Problem requirements:
Copy each line below exactly and leave the pictures out.
** begin **
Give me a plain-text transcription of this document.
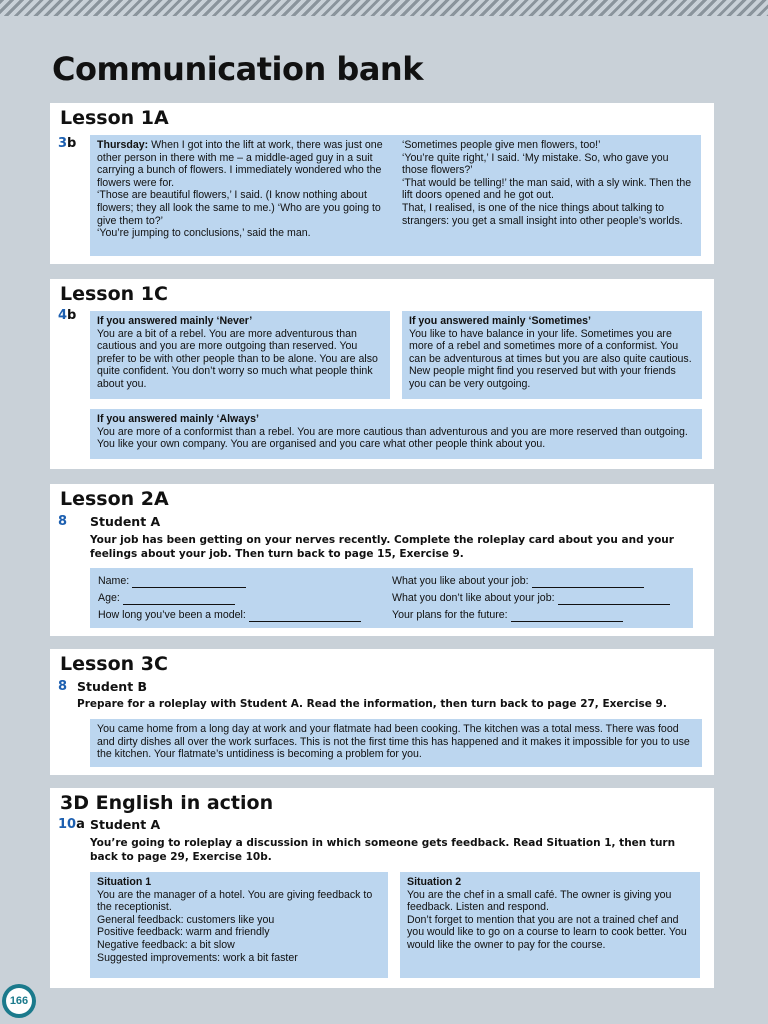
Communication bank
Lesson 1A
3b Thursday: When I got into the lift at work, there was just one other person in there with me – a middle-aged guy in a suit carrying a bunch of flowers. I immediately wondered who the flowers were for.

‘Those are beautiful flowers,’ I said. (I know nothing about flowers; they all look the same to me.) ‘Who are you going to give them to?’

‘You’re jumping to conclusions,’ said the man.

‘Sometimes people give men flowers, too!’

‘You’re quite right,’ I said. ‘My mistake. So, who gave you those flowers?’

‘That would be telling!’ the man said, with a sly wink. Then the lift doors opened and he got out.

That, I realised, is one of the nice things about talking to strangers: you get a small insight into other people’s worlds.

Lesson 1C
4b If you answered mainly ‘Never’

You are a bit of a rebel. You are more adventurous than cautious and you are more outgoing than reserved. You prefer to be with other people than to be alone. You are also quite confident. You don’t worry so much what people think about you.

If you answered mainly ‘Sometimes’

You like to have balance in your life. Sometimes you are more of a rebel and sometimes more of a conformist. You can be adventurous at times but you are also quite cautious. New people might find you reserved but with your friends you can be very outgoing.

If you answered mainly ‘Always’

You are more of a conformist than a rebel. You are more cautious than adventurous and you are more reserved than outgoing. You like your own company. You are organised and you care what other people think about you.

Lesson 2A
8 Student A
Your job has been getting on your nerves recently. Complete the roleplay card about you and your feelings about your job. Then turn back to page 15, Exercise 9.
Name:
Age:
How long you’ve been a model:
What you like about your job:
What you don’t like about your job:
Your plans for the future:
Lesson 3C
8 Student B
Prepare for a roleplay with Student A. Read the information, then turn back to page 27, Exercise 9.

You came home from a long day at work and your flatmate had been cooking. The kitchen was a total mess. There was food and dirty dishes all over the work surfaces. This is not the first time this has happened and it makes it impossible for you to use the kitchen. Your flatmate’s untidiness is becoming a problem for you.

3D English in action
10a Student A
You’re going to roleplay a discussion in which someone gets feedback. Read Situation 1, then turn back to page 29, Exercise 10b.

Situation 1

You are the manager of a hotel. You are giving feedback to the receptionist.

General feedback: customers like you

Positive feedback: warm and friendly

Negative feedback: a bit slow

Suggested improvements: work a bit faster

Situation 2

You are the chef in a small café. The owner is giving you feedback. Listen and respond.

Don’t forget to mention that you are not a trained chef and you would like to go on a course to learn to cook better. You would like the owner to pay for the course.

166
** end **
Task answer:
Give me a plain-text transcription of this document.
Communication bank
Lesson 1A
3b Thursday: When I got into the lift at work, there was just one other person in there with me – a middle-aged guy in a suit carrying a bunch of flowers. I immediately wondered who the flowers were for.

‘Those are beautiful flowers,’ I said. (I know nothing about flowers; they all look the same to me.) ‘Who are you going to give them to?’

‘You’re jumping to conclusions,’ said the man.

‘Sometimes people give men flowers, too!’

‘You’re quite right,’ I said. ‘My mistake. So, who gave you those flowers?’

‘That would be telling!’ the man said, with a sly wink. Then the lift doors opened and he got out.

That, I realised, is one of the nice things about talking to strangers: you get a small insight into other people’s worlds.

Lesson 1C
4b If you answered mainly ‘Never’

You are a bit of a rebel. You are more adventurous than cautious and you are more outgoing than reserved. You prefer to be with other people than to be alone. You are also quite confident. You don’t worry so much what people think about you.

If you answered mainly ‘Sometimes’

You like to have balance in your life. Sometimes you are more of a rebel and sometimes more of a conformist. You can be adventurous at times but you are also quite cautious. New people might find you reserved but with your friends you can be very outgoing.

If you answered mainly ‘Always’

You are more of a conformist than a rebel. You are more cautious than adventurous and you are more reserved than outgoing. You like your own company. You are organised and you care what other people think about you.

Lesson 2A
8 Student A
Your job has been getting on your nerves recently. Complete the roleplay card about you and your feelings about your job. Then turn back to page 15, Exercise 9.
Name:
Age:
How long you’ve been a model:
What you like about your job:
What you don’t like about your job:
Your plans for the future:
Lesson 3C
8 Student B
Prepare for a roleplay with Student A. Read the information, then turn back to page 27, Exercise 9.

You came home from a long day at work and your flatmate had been cooking. The kitchen was a total mess. There was food and dirty dishes all over the work surfaces. This is not the first time this has happened and it makes it impossible for you to use the kitchen. Your flatmate’s untidiness is becoming a problem for you.

3D English in action
10a Student A
You’re going to roleplay a discussion in which someone gets feedback. Read Situation 1, then turn back to page 29, Exercise 10b.

Situation 1

You are the manager of a hotel. You are giving feedback to the receptionist.

General feedback: customers like you

Positive feedback: warm and friendly

Negative feedback: a bit slow

Suggested improvements: work a bit faster

Situation 2

You are the chef in a small café. The owner is giving you feedback. Listen and respond.

Don’t forget to mention that you are not a trained chef and you would like to go on a course to learn to cook better. You would like the owner to pay for the course.

166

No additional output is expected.